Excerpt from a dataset
## begin
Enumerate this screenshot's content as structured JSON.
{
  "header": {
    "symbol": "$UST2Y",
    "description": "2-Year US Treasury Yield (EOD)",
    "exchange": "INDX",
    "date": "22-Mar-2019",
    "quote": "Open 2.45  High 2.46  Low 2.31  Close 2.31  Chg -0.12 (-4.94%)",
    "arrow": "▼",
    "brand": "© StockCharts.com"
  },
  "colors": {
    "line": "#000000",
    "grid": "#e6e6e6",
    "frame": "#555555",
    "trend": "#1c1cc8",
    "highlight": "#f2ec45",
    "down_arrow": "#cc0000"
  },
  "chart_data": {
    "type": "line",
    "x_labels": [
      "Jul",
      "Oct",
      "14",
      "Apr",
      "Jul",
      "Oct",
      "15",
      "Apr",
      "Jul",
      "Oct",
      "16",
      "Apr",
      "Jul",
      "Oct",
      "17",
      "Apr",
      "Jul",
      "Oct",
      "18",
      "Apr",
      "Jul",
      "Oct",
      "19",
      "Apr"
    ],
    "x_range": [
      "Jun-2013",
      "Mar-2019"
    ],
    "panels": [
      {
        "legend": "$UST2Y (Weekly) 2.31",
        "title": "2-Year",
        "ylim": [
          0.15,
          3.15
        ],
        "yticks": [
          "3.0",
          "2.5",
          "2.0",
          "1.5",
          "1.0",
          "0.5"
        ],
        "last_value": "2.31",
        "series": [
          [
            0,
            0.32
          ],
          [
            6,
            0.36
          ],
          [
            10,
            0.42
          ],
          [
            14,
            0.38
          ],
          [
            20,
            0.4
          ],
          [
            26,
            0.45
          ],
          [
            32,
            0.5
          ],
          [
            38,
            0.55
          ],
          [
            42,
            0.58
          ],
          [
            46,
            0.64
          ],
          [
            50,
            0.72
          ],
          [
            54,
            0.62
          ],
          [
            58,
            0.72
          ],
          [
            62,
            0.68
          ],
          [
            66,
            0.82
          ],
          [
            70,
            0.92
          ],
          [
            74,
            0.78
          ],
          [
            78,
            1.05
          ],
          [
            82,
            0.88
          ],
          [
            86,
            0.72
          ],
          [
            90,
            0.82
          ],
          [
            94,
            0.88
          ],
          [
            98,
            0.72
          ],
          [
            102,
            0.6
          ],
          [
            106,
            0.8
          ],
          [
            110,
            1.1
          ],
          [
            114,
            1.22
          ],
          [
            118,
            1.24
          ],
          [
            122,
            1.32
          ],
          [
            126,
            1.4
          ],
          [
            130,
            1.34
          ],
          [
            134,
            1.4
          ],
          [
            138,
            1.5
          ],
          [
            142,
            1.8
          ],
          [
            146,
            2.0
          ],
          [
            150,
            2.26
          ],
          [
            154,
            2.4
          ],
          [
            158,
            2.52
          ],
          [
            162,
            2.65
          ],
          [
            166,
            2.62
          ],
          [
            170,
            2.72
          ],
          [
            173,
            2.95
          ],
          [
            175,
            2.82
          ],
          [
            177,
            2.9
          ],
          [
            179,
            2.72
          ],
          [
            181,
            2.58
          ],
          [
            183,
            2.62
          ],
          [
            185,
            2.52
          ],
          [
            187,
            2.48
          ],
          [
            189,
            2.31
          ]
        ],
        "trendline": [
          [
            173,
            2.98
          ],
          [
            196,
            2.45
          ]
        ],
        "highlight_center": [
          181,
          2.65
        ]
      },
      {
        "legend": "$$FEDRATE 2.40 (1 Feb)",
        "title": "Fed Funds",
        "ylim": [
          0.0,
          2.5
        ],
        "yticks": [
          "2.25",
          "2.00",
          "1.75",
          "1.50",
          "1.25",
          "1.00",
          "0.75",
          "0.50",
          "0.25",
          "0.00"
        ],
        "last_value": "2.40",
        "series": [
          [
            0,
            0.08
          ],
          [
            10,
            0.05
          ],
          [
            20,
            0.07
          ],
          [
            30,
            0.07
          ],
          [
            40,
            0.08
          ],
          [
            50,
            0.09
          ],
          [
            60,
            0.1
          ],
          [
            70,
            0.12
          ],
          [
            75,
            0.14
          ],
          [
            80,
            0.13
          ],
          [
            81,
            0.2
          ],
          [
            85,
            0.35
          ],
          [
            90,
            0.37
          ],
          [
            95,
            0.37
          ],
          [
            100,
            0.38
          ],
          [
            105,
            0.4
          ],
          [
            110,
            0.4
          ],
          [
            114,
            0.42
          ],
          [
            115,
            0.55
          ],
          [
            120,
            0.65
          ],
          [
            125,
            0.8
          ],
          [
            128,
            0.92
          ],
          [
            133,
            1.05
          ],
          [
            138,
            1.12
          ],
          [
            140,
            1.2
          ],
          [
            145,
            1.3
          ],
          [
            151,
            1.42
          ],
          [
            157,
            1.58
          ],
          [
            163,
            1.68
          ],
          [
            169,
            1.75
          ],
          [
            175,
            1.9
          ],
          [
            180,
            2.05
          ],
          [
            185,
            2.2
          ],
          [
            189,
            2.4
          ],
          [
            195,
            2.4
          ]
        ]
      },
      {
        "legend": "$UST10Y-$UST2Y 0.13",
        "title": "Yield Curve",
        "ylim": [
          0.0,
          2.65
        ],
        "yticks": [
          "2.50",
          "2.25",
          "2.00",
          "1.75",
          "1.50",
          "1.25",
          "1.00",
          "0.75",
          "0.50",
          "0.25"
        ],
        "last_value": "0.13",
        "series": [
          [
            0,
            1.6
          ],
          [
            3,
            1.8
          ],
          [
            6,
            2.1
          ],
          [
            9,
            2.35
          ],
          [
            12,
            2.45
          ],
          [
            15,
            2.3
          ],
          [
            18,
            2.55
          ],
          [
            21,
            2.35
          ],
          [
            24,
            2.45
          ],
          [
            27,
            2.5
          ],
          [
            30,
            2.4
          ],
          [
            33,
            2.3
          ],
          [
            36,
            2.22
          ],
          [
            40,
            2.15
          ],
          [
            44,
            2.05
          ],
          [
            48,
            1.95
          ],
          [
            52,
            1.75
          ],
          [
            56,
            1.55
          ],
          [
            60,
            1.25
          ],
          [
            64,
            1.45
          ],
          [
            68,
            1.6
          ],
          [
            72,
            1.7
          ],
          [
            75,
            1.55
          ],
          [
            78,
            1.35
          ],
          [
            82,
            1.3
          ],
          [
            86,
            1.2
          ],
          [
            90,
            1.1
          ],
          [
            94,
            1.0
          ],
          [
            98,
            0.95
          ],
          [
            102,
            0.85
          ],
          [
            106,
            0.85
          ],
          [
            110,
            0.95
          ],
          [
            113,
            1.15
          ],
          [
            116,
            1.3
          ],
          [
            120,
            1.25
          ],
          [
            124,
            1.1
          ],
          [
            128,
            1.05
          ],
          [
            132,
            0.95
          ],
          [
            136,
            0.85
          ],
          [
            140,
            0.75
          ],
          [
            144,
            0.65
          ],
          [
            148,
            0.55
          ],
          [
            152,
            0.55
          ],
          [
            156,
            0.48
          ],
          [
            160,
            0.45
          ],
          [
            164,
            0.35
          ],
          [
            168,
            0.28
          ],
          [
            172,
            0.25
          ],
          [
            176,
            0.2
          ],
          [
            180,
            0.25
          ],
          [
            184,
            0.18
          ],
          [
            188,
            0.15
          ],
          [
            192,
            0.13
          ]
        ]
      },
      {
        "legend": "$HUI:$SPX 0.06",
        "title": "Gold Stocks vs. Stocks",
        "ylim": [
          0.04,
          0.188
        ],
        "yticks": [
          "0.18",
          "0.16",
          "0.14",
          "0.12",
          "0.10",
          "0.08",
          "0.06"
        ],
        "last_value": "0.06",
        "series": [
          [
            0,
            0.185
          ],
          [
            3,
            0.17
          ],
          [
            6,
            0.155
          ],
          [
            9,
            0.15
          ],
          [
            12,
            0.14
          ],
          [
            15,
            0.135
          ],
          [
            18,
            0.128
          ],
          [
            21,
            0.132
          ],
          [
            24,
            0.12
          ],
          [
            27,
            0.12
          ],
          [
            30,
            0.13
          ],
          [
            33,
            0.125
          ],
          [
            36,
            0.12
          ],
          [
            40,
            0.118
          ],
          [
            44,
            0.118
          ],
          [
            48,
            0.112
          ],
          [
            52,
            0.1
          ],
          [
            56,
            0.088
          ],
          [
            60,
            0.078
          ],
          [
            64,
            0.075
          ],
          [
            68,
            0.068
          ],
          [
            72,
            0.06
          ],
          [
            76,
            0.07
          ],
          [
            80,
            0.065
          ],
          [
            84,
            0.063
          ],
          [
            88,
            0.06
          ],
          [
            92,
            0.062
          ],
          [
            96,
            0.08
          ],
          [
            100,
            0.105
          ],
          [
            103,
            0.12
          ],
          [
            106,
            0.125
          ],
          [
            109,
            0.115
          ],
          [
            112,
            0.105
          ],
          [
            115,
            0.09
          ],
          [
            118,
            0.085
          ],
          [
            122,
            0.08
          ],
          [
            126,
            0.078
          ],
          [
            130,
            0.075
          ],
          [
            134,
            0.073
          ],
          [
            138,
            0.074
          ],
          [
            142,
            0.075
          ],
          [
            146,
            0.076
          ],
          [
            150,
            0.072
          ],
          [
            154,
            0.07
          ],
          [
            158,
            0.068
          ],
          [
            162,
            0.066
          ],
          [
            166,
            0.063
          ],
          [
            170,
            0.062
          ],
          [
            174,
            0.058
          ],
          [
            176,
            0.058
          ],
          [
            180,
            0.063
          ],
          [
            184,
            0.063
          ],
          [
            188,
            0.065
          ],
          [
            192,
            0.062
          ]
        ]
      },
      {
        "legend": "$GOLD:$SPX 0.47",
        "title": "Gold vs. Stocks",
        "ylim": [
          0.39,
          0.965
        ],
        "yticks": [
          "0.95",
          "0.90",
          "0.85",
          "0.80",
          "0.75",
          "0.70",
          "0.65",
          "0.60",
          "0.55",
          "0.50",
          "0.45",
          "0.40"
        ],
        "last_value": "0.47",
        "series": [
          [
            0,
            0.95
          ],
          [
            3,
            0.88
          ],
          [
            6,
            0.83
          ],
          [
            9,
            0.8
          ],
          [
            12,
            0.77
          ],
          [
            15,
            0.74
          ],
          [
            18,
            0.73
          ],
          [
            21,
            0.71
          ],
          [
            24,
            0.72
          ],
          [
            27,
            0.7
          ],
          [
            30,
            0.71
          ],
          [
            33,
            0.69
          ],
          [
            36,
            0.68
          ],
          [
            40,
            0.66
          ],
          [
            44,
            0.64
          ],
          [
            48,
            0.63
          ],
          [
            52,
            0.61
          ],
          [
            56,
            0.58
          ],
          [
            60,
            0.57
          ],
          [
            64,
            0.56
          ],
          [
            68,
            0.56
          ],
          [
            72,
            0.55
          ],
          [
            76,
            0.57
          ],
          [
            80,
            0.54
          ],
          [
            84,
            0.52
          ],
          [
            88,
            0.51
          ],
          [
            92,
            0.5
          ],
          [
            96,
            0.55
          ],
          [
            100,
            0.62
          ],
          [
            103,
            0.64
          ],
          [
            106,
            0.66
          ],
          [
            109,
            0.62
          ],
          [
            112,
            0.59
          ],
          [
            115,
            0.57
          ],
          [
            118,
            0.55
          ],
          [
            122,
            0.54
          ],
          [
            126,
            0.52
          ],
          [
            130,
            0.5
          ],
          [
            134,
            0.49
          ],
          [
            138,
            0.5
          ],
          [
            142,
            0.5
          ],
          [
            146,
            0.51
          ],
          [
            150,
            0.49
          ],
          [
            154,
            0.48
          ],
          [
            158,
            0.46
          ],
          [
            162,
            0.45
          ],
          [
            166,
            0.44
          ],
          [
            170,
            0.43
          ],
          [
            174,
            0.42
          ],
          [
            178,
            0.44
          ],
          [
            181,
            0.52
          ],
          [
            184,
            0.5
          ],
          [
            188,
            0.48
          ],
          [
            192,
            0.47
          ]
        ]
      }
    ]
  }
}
## end
Return only those lines of the records that contain the string "Year".

    "description": "2-Year US Treasury Yield (EOD)",
        "title": "2-Year",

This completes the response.